(Data excerpts)

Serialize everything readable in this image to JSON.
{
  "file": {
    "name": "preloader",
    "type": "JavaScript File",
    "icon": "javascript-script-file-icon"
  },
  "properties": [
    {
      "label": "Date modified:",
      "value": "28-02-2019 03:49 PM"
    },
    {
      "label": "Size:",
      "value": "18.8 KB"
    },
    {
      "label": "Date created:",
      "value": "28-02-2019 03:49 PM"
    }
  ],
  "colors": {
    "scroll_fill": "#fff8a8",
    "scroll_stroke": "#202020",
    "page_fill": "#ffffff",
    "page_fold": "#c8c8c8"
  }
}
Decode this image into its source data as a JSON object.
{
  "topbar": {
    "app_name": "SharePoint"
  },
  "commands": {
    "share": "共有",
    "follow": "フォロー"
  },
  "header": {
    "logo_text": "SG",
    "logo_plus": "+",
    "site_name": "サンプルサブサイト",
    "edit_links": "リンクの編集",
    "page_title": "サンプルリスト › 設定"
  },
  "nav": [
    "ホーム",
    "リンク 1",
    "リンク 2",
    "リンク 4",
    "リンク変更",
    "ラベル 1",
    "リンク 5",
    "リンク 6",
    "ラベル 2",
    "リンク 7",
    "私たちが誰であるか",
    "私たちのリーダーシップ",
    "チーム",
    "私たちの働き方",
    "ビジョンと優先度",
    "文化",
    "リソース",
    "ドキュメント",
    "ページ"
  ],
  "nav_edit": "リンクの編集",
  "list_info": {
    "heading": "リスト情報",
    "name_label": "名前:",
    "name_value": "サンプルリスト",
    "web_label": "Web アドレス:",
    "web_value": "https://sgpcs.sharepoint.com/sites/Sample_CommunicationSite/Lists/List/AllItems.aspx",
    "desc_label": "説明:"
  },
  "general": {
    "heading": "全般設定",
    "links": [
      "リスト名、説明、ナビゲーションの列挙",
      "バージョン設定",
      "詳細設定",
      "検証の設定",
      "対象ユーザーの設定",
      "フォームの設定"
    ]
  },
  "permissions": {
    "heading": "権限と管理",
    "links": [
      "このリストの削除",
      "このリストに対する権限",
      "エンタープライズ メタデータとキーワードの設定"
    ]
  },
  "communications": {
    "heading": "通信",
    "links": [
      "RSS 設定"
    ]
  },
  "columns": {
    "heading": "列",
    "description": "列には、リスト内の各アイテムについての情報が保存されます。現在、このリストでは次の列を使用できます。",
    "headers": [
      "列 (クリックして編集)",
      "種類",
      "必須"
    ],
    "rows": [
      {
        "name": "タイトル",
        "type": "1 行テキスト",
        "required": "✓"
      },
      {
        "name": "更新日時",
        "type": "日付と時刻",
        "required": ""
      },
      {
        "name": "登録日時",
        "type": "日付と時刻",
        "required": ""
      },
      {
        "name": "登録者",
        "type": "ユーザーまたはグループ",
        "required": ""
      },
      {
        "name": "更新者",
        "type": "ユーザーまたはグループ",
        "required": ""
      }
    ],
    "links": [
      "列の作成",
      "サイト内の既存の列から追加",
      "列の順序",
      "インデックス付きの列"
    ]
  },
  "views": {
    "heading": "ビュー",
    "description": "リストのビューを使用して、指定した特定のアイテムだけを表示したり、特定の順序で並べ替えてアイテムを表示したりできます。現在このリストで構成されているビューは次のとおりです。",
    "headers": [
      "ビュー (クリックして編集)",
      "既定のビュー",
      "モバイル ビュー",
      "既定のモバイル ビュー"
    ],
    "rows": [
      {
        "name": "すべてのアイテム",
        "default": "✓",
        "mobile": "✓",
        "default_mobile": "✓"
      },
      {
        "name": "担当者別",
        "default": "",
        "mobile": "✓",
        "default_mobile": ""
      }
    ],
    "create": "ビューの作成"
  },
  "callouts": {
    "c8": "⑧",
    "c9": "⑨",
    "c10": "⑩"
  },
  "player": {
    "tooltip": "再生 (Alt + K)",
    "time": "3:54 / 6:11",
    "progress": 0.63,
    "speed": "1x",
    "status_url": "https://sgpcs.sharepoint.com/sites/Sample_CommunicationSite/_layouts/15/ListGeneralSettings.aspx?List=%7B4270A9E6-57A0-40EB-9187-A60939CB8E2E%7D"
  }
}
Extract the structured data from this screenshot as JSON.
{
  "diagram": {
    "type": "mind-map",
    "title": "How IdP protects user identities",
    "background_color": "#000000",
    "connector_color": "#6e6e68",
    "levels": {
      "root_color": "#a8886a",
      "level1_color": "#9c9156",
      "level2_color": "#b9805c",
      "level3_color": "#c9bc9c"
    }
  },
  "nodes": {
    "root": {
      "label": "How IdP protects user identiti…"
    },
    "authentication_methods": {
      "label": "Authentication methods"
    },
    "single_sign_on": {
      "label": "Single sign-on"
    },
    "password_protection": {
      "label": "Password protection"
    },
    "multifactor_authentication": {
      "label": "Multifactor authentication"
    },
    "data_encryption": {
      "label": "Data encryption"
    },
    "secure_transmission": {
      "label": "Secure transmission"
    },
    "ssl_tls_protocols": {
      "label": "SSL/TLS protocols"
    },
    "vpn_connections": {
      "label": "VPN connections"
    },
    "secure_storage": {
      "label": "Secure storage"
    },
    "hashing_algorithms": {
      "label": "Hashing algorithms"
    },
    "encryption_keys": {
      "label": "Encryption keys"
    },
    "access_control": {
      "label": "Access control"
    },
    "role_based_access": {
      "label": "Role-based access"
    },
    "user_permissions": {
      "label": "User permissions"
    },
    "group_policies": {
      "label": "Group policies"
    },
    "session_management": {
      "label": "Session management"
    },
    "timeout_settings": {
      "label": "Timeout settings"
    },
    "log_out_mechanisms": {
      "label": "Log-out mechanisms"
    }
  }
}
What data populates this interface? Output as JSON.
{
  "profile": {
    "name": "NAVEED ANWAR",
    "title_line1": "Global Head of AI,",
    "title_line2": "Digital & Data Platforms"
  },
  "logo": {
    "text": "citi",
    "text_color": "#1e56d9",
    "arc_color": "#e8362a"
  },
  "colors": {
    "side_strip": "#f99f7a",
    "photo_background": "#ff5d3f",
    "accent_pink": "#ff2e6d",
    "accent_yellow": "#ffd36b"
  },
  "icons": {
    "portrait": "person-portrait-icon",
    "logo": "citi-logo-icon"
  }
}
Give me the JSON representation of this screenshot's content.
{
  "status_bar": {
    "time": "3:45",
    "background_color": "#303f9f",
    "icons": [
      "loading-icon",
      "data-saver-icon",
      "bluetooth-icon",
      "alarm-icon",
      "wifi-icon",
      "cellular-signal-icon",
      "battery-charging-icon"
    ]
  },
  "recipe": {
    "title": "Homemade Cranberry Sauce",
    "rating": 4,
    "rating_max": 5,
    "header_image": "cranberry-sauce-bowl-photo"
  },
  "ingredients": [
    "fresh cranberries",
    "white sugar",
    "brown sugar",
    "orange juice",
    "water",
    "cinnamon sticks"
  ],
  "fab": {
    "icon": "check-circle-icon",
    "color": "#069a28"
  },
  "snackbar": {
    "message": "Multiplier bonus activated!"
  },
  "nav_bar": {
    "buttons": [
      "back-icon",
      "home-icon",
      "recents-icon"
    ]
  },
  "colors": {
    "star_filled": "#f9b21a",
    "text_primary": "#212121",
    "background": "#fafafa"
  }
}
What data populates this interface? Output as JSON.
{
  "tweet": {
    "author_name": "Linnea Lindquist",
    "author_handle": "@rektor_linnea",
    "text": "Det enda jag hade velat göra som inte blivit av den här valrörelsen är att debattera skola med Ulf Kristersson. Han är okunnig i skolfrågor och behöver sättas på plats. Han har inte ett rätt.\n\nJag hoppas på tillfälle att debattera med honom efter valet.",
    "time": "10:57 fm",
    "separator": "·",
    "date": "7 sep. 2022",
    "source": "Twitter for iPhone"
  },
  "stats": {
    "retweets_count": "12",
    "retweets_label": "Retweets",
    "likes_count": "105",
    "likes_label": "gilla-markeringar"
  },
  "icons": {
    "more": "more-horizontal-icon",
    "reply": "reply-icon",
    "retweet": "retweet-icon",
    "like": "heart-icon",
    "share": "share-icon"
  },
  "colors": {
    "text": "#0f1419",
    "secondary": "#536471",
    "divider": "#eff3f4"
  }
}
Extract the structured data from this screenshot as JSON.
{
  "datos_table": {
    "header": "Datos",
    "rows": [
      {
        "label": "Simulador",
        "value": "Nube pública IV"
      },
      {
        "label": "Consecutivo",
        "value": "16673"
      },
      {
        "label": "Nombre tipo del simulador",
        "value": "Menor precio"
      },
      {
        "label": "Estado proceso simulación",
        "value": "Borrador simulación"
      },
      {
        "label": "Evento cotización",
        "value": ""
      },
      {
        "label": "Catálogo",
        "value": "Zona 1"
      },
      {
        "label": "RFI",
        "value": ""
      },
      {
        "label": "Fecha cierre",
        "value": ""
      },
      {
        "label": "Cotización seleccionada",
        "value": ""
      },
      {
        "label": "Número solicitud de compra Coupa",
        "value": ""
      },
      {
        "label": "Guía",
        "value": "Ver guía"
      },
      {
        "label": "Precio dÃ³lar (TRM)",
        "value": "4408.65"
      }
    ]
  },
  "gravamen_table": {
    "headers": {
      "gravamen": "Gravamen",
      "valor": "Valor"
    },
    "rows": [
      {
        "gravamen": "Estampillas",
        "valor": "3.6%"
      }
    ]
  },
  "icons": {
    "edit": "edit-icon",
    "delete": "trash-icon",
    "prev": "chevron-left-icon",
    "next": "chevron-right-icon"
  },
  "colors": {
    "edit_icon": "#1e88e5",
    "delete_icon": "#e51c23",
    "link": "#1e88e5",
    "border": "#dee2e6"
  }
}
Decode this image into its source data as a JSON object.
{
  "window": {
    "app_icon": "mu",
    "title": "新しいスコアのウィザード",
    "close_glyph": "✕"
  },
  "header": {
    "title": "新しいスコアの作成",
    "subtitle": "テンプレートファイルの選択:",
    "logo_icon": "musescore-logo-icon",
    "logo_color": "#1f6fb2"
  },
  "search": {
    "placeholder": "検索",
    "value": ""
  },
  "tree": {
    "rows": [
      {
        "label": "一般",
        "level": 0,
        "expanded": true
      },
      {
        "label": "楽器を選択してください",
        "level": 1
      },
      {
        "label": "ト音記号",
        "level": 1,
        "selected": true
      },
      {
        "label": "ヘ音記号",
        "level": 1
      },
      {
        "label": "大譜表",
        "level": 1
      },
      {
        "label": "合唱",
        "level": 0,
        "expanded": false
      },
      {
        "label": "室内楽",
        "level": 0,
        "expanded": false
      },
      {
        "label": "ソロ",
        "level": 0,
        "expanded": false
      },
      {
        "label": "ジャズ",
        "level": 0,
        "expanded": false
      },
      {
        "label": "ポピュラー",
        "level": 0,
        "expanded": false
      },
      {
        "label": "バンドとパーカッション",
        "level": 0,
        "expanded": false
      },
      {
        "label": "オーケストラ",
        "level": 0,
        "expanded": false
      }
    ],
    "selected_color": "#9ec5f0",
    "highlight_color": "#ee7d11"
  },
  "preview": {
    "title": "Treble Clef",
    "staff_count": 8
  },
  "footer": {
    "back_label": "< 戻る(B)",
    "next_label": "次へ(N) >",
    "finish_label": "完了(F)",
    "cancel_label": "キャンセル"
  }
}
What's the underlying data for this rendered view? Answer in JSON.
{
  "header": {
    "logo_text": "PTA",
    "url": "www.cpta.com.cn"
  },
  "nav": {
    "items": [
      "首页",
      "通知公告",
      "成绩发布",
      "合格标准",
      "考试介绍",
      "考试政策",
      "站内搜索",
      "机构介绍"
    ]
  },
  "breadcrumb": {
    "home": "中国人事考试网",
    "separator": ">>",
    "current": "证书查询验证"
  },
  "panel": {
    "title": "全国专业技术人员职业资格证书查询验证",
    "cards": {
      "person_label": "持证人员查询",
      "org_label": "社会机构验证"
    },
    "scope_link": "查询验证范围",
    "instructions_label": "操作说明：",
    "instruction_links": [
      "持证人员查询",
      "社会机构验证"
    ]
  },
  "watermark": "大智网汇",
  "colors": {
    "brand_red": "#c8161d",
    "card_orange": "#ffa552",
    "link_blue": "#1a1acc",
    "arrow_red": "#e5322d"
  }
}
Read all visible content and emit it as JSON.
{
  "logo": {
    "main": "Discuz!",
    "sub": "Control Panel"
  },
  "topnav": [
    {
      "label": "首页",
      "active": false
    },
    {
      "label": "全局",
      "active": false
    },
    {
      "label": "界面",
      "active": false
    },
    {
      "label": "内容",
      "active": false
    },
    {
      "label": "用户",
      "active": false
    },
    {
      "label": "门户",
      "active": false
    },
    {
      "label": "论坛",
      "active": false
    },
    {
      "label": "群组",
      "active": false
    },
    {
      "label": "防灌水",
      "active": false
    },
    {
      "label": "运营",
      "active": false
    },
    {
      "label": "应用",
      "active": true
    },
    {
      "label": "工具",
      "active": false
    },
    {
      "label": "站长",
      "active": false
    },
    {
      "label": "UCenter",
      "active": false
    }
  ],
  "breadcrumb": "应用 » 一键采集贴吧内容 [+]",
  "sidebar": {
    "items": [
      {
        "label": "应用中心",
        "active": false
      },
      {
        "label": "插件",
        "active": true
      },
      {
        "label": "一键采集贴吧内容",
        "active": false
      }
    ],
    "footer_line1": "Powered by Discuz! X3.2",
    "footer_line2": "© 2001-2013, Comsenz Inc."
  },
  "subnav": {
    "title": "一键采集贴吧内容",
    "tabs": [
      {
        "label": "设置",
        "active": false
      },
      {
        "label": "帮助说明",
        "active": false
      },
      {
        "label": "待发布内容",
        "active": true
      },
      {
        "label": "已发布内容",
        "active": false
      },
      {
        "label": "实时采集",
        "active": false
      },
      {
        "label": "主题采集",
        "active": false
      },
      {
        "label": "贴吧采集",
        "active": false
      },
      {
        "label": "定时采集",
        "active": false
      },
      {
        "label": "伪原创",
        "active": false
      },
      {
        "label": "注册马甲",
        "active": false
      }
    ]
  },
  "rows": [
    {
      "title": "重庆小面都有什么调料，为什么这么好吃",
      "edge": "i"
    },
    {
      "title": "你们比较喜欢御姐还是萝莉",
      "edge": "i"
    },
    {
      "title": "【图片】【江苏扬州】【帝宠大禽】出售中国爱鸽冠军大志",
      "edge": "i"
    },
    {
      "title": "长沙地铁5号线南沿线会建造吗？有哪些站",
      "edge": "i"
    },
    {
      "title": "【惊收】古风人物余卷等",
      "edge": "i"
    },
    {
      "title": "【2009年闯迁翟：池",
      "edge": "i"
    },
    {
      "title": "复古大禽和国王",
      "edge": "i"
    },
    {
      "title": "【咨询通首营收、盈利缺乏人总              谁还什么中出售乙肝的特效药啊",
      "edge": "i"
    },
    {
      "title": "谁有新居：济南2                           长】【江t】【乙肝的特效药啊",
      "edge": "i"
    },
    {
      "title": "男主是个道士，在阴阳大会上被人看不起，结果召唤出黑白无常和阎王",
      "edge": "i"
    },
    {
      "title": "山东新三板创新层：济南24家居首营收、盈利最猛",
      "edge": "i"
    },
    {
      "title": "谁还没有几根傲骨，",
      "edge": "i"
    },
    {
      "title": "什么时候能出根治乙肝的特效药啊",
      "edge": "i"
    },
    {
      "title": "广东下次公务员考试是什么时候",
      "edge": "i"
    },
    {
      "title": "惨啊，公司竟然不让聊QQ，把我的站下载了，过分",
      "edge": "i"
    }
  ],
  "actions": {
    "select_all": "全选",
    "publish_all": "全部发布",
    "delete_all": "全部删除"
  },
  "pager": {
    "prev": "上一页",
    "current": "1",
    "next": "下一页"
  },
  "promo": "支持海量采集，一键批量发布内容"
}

- [TASK GOAL]: State the number of lines in the records that contain the string "サンプルリスト", and nothing more.

- [TASK RESPONSE]: 2